Problems to work on —
[1] Reproduce word for word the stretch of the Derby article from "Simple it may" through "favourite day out.".
[2] In the Derby article, which company owns the Epsom course?
[3] Write the next part of the Derby article, picking up after its final sentence.

Sue Ellen, who runs Epsom and two other racecourses, wants to restore the Derby's standing as one of the most popular sporting events of the season.
For Saturday's event, with its new pounds 1m first prize, she has slashed prices, reopened the publicly accessed "hill" in the centre of the course, and ripped down fences so that racegoers will be able to line the rail as they did until a decade ago. Potential racegoers are being urged, via ads on London's Capital Radio, to give the Derby a try as a day out to remember. The heart of Ms Ellen's strategy is simple: to return the race to being the "People's Derby" that it once was.
Simple it may be, but it is controversial too. Her plan has ignited a controversy in racing, a world not known for its progressive views. She has been accused of "vulgarising" the race, encouraging drinking on the course and of generally lowering the tone of one of the highlights of the racing calendar. Robert Sangster and jockey Pat Eddery are among a growing "traditionalist" lobby who want the Derby moved back from Saturday to Wednesday.
When Ms Ellen took over as managing director of United Racecourses, the company which owns the Epsom course, she inherited one of racing's toughest tasks: to reverse the decline of Britain's once favourite day out.

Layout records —
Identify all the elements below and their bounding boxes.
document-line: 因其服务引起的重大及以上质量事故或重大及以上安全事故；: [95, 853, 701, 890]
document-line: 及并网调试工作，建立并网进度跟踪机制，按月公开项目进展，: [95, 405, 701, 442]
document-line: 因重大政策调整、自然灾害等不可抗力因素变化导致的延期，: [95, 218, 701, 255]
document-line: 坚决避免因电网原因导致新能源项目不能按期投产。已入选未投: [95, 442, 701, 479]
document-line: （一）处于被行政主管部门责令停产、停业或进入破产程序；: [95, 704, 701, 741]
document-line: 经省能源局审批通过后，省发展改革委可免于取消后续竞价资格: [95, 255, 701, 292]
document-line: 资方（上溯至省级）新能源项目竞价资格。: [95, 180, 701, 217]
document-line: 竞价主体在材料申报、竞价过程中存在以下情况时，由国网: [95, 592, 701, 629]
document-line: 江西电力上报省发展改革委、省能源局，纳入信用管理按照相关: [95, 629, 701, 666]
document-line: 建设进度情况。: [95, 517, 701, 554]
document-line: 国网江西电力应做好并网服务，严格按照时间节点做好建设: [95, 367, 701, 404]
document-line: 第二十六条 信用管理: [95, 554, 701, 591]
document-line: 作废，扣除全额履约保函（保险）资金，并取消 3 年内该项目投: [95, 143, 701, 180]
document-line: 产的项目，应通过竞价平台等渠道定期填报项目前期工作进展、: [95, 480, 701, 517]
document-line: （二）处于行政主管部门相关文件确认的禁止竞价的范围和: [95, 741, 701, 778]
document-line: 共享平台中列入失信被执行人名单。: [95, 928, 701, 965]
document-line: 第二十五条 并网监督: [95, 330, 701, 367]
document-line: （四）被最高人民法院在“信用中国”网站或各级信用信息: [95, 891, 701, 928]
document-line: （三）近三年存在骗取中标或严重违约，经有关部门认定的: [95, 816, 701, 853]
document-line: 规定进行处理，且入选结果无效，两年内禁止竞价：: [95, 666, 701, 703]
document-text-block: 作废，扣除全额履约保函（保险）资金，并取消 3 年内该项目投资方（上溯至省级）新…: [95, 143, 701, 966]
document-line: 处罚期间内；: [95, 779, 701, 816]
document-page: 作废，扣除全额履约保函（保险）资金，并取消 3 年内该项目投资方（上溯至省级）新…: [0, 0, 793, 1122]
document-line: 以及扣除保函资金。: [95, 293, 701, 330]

Outputs —
[1]
Simple it may be, but it is controversial too. Her plan has ignited a controversy in racing, a world not known for its progressive views. She has been accused of "vulgarising" the race, encouraging drinking on the course and of generally lowering the tone of one of the highlights of the racing calendar. Robert Sangster and jockey Pat Eddery are among a growing "traditionalist" lobby who want the Derby moved back from Saturday to Wednesday.
When Ms Ellen took over as managing director of United Racecourses, the company which owns the Epsom course, she inherited one of racing's toughest tasks: to reverse the decline of Britain's once favourite day out.

[2] United Racecourses

[3]
It is undisputed that the Derby, Britain's premier flat race, is in decline. Unlike the Grand National, which this year attracted 12 million viewers, last year's Derby totalled 2.5 million - down 1.8 million since 1993. Despite a move from Wednesday to Saturday two years ago, just 55,000 people turned up to watch, compared with 300,000 half a century ago.
"Nobody wrote to me when I started this job without saying what a challenge the Derby was," she laughs. "There seemed to be this wave of sympathy. Like the job was something of a poisoned chalice.
"Everyone holds strong views on what the race should be, some of them quite aggressive," she says diplomatically.
"It's had a long history and it has declined but the point is that it was always going to decline because its heyday was before television, before the car, before all the other leisure opportunities.
"The Derby is a day out and that's why we talk about it as a people's race. It was the basis for the East End's 'day out'. It used to have pearly kings and queens. It used to be a national institution. Parliament used to stop for it."
She believes the Derby, which began in 1661, had recently "lost its way". To move forwards, she says, the racing community has to accept that it is now part of - and in competition with - a booming leisure industry.
To ensure that new visitors do not feel alienated by the often strange customs and terminology, she encourages new staff to come to the racecourse as ordinary members of the public would, "to see how their treatment colours their experience".
"We're trying to make it more inviting to families. At York the other day I saw groups of girls dressed up and having a rather good time. We need to look at that, how to make it appealing to different groups."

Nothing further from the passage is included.